(TO DO): Exclude the pictures, then copy all remaining records exactly.

(EXTRACTED RECORDS):
------

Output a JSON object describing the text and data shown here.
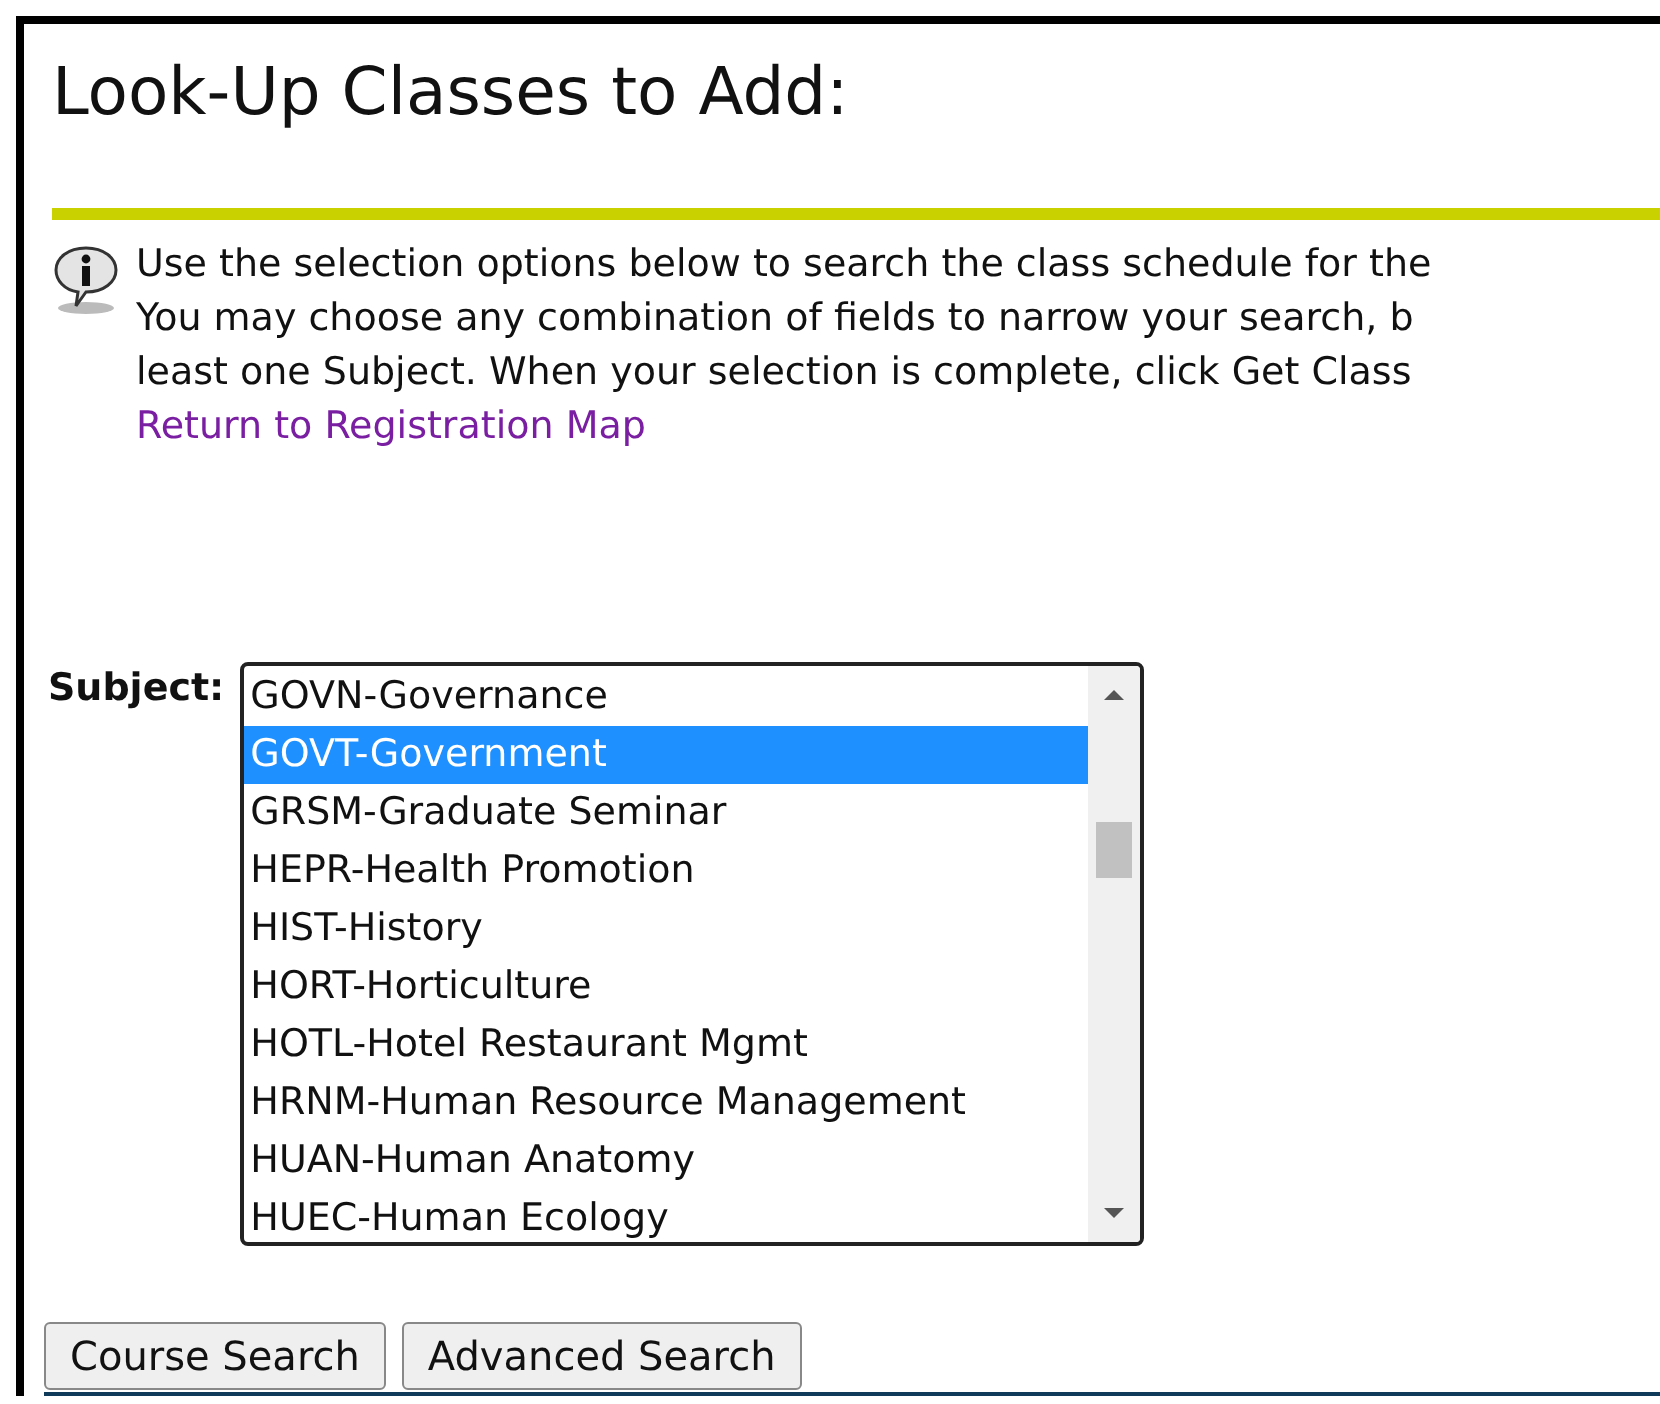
{
  "title": "Look-Up Classes to Add:",
  "info": {
    "lines": [
      "Use the selection options below to search the class schedule for the",
      "You may choose any combination of fields to narrow your search, b",
      "least one Subject. When your selection is complete, click Get Class"
    ],
    "link": "Return to Registration Map"
  },
  "subject": {
    "label": "Subject:",
    "options": [
      {
        "text": "GOVN-Governance",
        "selected": false
      },
      {
        "text": "GOVT-Government",
        "selected": true
      },
      {
        "text": "GRSM-Graduate Seminar",
        "selected": false
      },
      {
        "text": "HEPR-Health Promotion",
        "selected": false
      },
      {
        "text": "HIST-History",
        "selected": false
      },
      {
        "text": "HORT-Horticulture",
        "selected": false
      },
      {
        "text": "HOTL-Hotel Restaurant Mgmt",
        "selected": false
      },
      {
        "text": "HRNM-Human Resource Management",
        "selected": false
      },
      {
        "text": "HUAN-Human Anatomy",
        "selected": false
      },
      {
        "text": "HUEC-Human Ecology",
        "selected": false
      }
    ]
  },
  "buttons": [
    "Course Search",
    "Advanced Search"
  ]
}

------

(FULL SOLUTION):
Output a JSON object describing the text and data shown here.
{
  "title": "Look-Up Classes to Add:",
  "info": {
    "lines": [
      "Use the selection options below to search the class schedule for the",
      "You may choose any combination of fields to narrow your search, b",
      "least one Subject. When your selection is complete, click Get Class"
    ],
    "link": "Return to Registration Map"
  },
  "subject": {
    "label": "Subject:",
    "options": [
      {
        "text": "GOVN-Governance",
        "selected": false
      },
      {
        "text": "GOVT-Government",
        "selected": true
      },
      {
        "text": "GRSM-Graduate Seminar",
        "selected": false
      },
      {
        "text": "HEPR-Health Promotion",
        "selected": false
      },
      {
        "text": "HIST-History",
        "selected": false
      },
      {
        "text": "HORT-Horticulture",
        "selected": false
      },
      {
        "text": "HOTL-Hotel Restaurant Mgmt",
        "selected": false
      },
      {
        "text": "HRNM-Human Resource Management",
        "selected": false
      },
      {
        "text": "HUAN-Human Anatomy",
        "selected": false
      },
      {
        "text": "HUEC-Human Ecology",
        "selected": false
      }
    ]
  },
  "buttons": [
    "Course Search",
    "Advanced Search"
  ]
}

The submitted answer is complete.